» **Directions for this task**
Set down the material below word for word, excluding the pictures.

» **Information shown**
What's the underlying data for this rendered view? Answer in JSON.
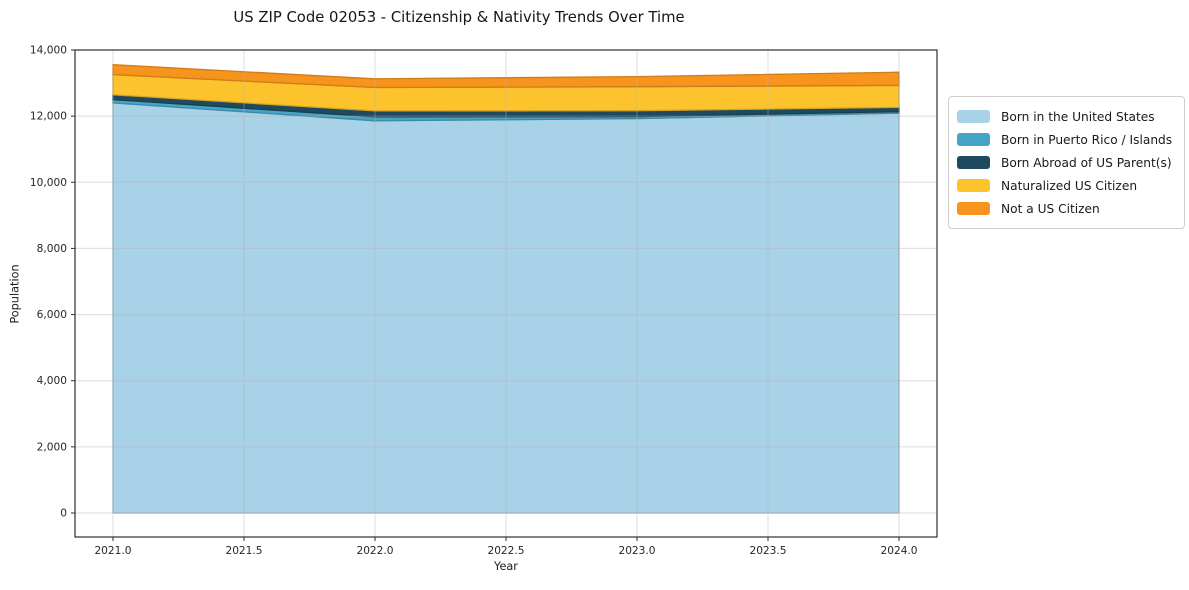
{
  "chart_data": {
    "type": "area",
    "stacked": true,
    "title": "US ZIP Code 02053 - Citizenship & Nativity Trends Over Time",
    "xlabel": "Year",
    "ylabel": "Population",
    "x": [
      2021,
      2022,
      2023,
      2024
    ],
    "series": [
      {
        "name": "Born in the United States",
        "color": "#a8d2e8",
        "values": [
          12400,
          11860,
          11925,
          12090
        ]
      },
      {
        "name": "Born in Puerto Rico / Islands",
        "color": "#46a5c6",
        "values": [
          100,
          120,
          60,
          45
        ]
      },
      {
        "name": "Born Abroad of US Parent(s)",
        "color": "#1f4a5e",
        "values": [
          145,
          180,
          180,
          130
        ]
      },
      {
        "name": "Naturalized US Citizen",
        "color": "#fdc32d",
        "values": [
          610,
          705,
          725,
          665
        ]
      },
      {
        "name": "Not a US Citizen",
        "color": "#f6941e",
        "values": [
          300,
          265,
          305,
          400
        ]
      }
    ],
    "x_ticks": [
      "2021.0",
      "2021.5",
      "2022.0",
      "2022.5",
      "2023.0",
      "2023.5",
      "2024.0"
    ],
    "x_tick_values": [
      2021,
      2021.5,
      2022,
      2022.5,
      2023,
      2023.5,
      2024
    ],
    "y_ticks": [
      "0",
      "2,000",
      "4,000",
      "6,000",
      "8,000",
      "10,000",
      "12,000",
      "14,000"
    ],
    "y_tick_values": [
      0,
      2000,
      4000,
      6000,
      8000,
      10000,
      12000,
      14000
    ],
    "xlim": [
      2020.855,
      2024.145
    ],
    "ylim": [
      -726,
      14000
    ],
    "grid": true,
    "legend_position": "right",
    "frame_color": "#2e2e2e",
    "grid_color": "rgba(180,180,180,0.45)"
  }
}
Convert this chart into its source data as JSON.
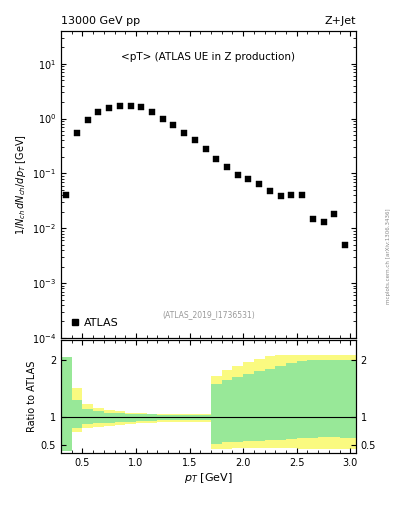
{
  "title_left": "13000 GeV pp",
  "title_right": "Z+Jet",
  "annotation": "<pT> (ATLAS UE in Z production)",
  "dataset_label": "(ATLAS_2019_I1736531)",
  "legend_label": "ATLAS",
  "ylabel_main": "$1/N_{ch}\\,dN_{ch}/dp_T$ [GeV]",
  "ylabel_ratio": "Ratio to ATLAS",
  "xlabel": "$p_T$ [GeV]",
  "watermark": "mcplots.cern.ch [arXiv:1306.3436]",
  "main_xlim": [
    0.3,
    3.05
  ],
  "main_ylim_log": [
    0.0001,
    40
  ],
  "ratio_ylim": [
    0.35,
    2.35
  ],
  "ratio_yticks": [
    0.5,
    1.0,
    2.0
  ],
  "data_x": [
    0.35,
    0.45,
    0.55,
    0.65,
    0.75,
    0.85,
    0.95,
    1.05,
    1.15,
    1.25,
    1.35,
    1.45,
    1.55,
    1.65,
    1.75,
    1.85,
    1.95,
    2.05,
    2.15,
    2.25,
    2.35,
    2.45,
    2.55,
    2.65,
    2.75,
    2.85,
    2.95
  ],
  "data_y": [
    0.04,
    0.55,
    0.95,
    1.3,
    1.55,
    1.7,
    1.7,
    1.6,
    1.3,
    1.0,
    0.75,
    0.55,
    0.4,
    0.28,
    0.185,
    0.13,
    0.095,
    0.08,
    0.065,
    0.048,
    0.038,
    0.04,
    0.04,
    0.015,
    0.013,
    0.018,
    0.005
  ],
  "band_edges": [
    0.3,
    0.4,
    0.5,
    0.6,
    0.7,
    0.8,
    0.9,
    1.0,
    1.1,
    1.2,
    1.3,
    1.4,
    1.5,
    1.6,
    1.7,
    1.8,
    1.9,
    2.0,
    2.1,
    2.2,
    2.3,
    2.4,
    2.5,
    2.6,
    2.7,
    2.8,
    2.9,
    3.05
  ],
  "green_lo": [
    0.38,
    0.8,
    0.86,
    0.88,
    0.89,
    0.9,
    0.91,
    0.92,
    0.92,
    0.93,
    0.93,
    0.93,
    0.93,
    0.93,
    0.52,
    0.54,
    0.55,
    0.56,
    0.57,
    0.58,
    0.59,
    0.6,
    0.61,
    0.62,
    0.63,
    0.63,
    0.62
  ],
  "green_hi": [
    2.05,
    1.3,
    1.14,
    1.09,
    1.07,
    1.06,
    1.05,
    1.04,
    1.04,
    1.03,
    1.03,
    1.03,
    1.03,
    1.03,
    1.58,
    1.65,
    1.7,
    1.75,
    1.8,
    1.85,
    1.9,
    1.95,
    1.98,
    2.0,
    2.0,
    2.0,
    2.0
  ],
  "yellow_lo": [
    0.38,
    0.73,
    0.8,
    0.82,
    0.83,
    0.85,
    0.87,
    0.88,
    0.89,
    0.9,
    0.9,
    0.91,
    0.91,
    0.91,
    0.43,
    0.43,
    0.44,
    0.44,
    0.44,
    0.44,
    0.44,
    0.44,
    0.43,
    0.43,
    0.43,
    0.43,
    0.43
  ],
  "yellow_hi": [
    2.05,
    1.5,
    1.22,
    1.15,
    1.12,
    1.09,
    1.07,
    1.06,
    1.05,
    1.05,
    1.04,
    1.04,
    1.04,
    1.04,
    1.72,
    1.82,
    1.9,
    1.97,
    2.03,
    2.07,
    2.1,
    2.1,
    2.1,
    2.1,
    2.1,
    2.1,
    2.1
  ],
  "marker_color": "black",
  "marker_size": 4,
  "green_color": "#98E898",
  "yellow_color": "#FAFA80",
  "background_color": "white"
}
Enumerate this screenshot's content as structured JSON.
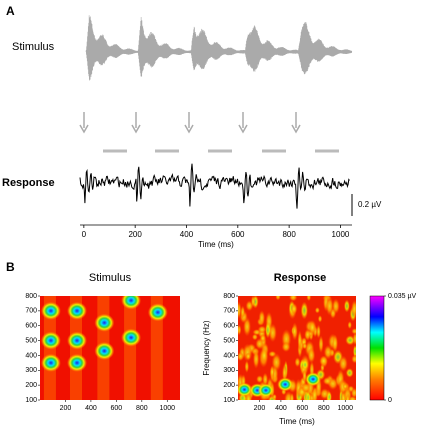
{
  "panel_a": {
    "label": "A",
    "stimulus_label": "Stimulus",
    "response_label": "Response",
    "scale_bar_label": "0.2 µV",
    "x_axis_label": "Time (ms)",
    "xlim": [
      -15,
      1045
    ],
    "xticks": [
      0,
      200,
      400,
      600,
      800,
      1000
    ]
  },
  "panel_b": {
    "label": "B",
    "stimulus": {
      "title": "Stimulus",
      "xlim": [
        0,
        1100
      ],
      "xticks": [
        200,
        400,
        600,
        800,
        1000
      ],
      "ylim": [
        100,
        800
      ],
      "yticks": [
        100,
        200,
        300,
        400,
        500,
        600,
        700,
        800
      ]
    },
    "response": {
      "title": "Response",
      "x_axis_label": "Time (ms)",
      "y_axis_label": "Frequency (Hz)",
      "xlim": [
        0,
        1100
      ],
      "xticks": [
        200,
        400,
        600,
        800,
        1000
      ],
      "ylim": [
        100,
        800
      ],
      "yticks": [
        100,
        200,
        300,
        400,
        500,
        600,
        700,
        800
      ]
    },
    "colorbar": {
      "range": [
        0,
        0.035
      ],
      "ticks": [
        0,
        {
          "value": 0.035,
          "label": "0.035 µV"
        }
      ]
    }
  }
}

» **Answer in full**
What's the underlying data for this rendered view? Answer in JSON.
{
  "chart_data": {
    "type": "area",
    "stacked": true,
    "title": "US ZIP Code 02053 - Citizenship & Nativity Trends Over Time",
    "xlabel": "Year",
    "ylabel": "Population",
    "x": [
      2021,
      2022,
      2023,
      2024
    ],
    "series": [
      {
        "name": "Born in the United States",
        "color": "#a8d2e8",
        "values": [
          12400,
          11860,
          11925,
          12090
        ]
      },
      {
        "name": "Born in Puerto Rico / Islands",
        "color": "#46a5c6",
        "values": [
          100,
          120,
          60,
          45
        ]
      },
      {
        "name": "Born Abroad of US Parent(s)",
        "color": "#1f4a5e",
        "values": [
          145,
          180,
          180,
          130
        ]
      },
      {
        "name": "Naturalized US Citizen",
        "color": "#fdc32d",
        "values": [
          610,
          705,
          725,
          665
        ]
      },
      {
        "name": "Not a US Citizen",
        "color": "#f6941e",
        "values": [
          300,
          265,
          305,
          400
        ]
      }
    ],
    "x_ticks": [
      "2021.0",
      "2021.5",
      "2022.0",
      "2022.5",
      "2023.0",
      "2023.5",
      "2024.0"
    ],
    "x_tick_values": [
      2021,
      2021.5,
      2022,
      2022.5,
      2023,
      2023.5,
      2024
    ],
    "y_ticks": [
      "0",
      "2,000",
      "4,000",
      "6,000",
      "8,000",
      "10,000",
      "12,000",
      "14,000"
    ],
    "y_tick_values": [
      0,
      2000,
      4000,
      6000,
      8000,
      10000,
      12000,
      14000
    ],
    "xlim": [
      2020.855,
      2024.145
    ],
    "ylim": [
      -726,
      14000
    ],
    "grid": true,
    "legend_position": "right",
    "frame_color": "#2e2e2e",
    "grid_color": "rgba(180,180,180,0.45)"
  }
}
Convert this chart into its source data as JSON.
{
  "title_left": "13000 GeV pp",
  "title_right": "Z+Jet",
  "annotation": "<pT> (ATLAS UE in Z production)",
  "dataset_label": "(ATLAS_2019_I1736531)",
  "legend_label": "ATLAS",
  "ylabel_main": "$1/N_{ch}\\,dN_{ch}/dp_T$ [GeV]",
  "ylabel_ratio": "Ratio to ATLAS",
  "xlabel": "$p_T$ [GeV]",
  "watermark": "mcplots.cern.ch [arXiv:1306.3436]",
  "main_xlim": [
    0.3,
    3.05
  ],
  "main_ylim_log": [
    0.0001,
    40
  ],
  "ratio_ylim": [
    0.35,
    2.35
  ],
  "ratio_yticks": [
    0.5,
    1.0,
    2.0
  ],
  "data_x": [
    0.35,
    0.45,
    0.55,
    0.65,
    0.75,
    0.85,
    0.95,
    1.05,
    1.15,
    1.25,
    1.35,
    1.45,
    1.55,
    1.65,
    1.75,
    1.85,
    1.95,
    2.05,
    2.15,
    2.25,
    2.35,
    2.45,
    2.55,
    2.65,
    2.75,
    2.85,
    2.95
  ],
  "data_y": [
    0.04,
    0.55,
    0.95,
    1.3,
    1.55,
    1.7,
    1.7,
    1.6,
    1.3,
    1.0,
    0.75,
    0.55,
    0.4,
    0.28,
    0.185,
    0.13,
    0.095,
    0.08,
    0.065,
    0.048,
    0.038,
    0.04,
    0.04,
    0.015,
    0.013,
    0.018,
    0.005
  ],
  "band_edges": [
    0.3,
    0.4,
    0.5,
    0.6,
    0.7,
    0.8,
    0.9,
    1.0,
    1.1,
    1.2,
    1.3,
    1.4,
    1.5,
    1.6,
    1.7,
    1.8,
    1.9,
    2.0,
    2.1,
    2.2,
    2.3,
    2.4,
    2.5,
    2.6,
    2.7,
    2.8,
    2.9,
    3.05
  ],
  "green_lo": [
    0.38,
    0.8,
    0.86,
    0.88,
    0.89,
    0.9,
    0.91,
    0.92,
    0.92,
    0.93,
    0.93,
    0.93,
    0.93,
    0.93,
    0.52,
    0.54,
    0.55,
    0.56,
    0.57,
    0.58,
    0.59,
    0.6,
    0.61,
    0.62,
    0.63,
    0.63,
    0.62
  ],
  "green_hi": [
    2.05,
    1.3,
    1.14,
    1.09,
    1.07,
    1.06,
    1.05,
    1.04,
    1.04,
    1.03,
    1.03,
    1.03,
    1.03,
    1.03,
    1.58,
    1.65,
    1.7,
    1.75,
    1.8,
    1.85,
    1.9,
    1.95,
    1.98,
    2.0,
    2.0,
    2.0,
    2.0
  ],
  "yellow_lo": [
    0.38,
    0.73,
    0.8,
    0.82,
    0.83,
    0.85,
    0.87,
    0.88,
    0.89,
    0.9,
    0.9,
    0.91,
    0.91,
    0.91,
    0.43,
    0.43,
    0.44,
    0.44,
    0.44,
    0.44,
    0.44,
    0.44,
    0.43,
    0.43,
    0.43,
    0.43,
    0.43
  ],
  "yellow_hi": [
    2.05,
    1.5,
    1.22,
    1.15,
    1.12,
    1.09,
    1.07,
    1.06,
    1.05,
    1.05,
    1.04,
    1.04,
    1.04,
    1.04,
    1.72,
    1.82,
    1.9,
    1.97,
    2.03,
    2.07,
    2.1,
    2.1,
    2.1,
    2.1,
    2.1,
    2.1,
    2.1
  ],
  "marker_color": "black",
  "marker_size": 4,
  "green_color": "#98E898",
  "yellow_color": "#FAFA80",
  "background_color": "white"
}
Enumerate this screenshot's content as structured JSON.
{
  "panel_a": {
    "label": "A",
    "stimulus_label": "Stimulus",
    "response_label": "Response",
    "scale_bar_label": "0.2 µV",
    "x_axis_label": "Time (ms)",
    "xlim": [
      -15,
      1045
    ],
    "xticks": [
      0,
      200,
      400,
      600,
      800,
      1000
    ]
  },
  "panel_b": {
    "label": "B",
    "stimulus": {
      "title": "Stimulus",
      "xlim": [
        0,
        1100
      ],
      "xticks": [
        200,
        400,
        600,
        800,
        1000
      ],
      "ylim": [
        100,
        800
      ],
      "yticks": [
        100,
        200,
        300,
        400,
        500,
        600,
        700,
        800
      ]
    },
    "response": {
      "title": "Response",
      "x_axis_label": "Time (ms)",
      "y_axis_label": "Frequency (Hz)",
      "xlim": [
        0,
        1100
      ],
      "xticks": [
        200,
        400,
        600,
        800,
        1000
      ],
      "ylim": [
        100,
        800
      ],
      "yticks": [
        100,
        200,
        300,
        400,
        500,
        600,
        700,
        800
      ]
    },
    "colorbar": {
      "range": [
        0,
        0.035
      ],
      "ticks": [
        0,
        {
          "value": 0.035,
          "label": "0.035 µV"
        }
      ]
    }
  }
}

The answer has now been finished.